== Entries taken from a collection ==
* * *
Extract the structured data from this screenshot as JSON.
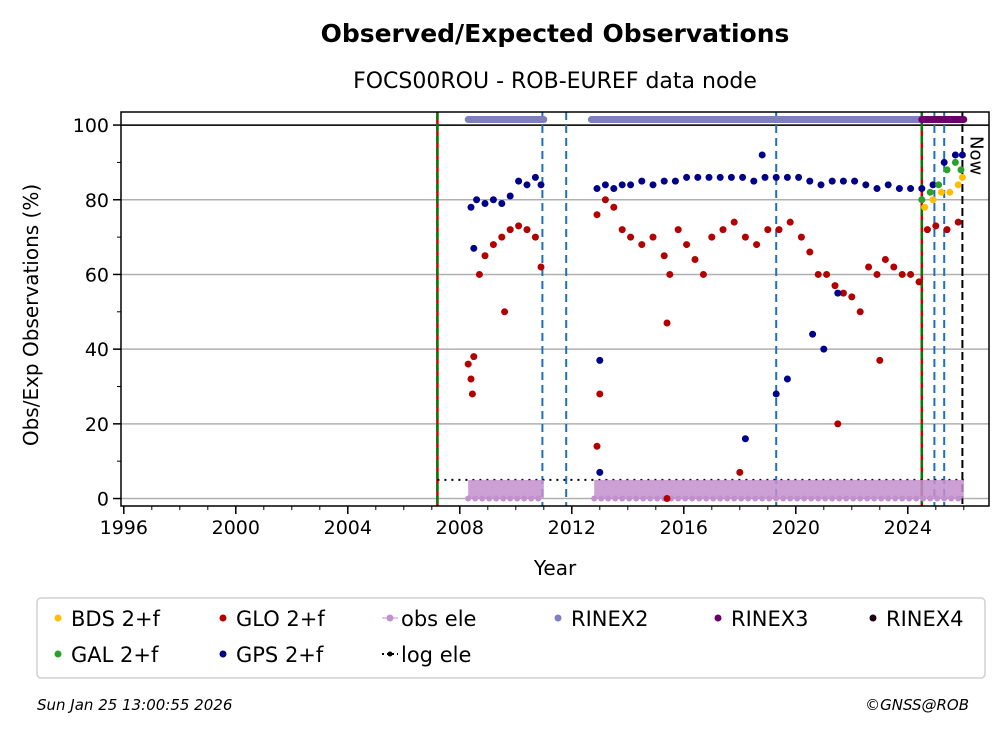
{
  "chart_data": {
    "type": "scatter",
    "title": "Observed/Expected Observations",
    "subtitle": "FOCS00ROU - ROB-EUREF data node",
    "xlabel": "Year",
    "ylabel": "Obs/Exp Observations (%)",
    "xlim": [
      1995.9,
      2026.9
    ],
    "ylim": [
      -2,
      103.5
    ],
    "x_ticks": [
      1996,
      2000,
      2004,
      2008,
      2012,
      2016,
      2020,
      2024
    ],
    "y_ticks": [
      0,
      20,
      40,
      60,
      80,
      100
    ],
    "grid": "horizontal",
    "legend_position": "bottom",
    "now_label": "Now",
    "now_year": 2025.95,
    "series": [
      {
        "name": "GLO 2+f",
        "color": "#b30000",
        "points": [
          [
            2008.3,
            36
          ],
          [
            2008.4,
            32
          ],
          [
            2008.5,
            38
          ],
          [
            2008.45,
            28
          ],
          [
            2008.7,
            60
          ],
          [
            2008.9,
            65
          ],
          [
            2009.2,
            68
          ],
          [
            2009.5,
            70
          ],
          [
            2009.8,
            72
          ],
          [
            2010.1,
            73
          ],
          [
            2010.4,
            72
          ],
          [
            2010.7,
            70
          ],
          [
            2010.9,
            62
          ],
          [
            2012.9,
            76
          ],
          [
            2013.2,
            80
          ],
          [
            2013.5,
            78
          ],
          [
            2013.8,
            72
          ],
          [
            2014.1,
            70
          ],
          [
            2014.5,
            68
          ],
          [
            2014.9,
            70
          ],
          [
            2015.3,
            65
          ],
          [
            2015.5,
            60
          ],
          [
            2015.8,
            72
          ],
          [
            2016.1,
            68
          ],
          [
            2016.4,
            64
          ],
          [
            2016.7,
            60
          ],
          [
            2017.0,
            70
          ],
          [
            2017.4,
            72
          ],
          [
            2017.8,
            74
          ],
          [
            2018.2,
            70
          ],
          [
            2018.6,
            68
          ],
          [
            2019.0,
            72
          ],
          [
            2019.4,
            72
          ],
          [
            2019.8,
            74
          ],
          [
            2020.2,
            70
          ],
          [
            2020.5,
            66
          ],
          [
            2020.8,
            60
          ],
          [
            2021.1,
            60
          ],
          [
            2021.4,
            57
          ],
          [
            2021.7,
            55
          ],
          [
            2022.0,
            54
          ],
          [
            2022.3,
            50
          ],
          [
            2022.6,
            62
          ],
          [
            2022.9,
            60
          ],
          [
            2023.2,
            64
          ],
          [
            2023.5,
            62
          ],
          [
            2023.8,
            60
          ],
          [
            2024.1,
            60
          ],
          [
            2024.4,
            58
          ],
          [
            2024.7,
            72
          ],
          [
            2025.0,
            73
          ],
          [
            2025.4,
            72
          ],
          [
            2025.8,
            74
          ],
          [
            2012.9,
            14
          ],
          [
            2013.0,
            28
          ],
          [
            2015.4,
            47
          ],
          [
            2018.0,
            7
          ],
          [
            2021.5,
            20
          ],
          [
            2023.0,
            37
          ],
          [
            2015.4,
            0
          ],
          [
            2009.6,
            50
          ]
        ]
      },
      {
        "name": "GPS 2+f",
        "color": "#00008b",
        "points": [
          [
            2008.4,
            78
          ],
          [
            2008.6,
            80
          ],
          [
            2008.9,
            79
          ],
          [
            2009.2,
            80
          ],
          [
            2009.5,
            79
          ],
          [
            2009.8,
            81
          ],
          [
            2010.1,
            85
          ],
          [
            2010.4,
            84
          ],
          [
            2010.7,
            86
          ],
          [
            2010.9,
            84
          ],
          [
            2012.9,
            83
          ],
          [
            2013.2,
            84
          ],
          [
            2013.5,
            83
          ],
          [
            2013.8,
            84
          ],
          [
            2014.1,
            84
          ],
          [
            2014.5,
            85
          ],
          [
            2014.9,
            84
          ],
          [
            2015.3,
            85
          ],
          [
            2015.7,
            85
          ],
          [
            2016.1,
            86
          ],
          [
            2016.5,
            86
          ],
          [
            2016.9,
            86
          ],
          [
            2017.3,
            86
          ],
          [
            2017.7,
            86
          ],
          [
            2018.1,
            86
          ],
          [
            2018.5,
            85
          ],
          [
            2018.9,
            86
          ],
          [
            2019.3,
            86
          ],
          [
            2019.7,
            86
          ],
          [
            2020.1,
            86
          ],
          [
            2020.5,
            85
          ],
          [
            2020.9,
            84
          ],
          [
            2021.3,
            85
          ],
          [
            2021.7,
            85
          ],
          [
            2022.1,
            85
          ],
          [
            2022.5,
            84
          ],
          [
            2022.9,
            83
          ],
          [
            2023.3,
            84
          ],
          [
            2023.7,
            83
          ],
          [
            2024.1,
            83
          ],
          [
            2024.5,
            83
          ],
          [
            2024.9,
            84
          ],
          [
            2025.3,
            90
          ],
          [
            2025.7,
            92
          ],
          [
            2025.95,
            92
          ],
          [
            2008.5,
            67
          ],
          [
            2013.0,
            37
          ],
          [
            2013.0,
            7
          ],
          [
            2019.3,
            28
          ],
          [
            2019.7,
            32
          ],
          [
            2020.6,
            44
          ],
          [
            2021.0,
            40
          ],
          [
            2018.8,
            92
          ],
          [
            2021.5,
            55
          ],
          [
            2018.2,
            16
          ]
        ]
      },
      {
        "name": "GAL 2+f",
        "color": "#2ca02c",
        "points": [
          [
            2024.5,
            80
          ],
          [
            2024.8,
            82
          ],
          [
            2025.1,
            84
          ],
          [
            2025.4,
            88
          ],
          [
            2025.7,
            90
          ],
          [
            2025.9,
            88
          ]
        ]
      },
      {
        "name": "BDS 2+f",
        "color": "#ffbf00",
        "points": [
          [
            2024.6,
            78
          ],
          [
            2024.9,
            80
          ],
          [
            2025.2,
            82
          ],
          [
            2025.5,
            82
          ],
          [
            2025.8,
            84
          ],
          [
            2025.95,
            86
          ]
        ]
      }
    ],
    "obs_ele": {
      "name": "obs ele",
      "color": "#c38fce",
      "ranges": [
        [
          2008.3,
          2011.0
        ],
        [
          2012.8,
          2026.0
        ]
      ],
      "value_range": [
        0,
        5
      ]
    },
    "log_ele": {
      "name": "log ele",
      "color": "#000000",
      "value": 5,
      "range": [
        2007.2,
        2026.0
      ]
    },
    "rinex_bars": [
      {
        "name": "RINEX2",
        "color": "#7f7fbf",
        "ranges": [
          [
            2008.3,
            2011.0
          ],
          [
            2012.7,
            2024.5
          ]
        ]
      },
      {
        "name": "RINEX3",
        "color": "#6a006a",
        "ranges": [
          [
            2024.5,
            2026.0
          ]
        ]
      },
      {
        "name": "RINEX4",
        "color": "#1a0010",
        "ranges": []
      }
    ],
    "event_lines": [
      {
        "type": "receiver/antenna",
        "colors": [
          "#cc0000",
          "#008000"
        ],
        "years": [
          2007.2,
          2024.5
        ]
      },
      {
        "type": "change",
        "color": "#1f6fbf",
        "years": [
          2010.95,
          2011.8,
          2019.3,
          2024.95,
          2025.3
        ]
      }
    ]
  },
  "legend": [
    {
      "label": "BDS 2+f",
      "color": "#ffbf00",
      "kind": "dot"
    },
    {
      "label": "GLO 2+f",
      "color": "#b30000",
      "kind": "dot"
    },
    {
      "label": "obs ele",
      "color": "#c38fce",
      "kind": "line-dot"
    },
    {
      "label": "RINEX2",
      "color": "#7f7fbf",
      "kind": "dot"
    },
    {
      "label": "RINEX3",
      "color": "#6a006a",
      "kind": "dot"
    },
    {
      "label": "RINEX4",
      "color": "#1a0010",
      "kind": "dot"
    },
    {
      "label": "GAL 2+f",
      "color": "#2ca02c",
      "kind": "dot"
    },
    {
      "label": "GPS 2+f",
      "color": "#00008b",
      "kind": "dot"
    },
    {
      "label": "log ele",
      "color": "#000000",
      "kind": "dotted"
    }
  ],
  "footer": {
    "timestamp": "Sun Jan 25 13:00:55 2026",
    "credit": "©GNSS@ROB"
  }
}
* * *
== What is required ==
Gather all lines of the records that include the word "Observations".

== Written answer ==
    "title": "Observed/Expected Observations",
    "ylabel": "Obs/Exp Observations (%)",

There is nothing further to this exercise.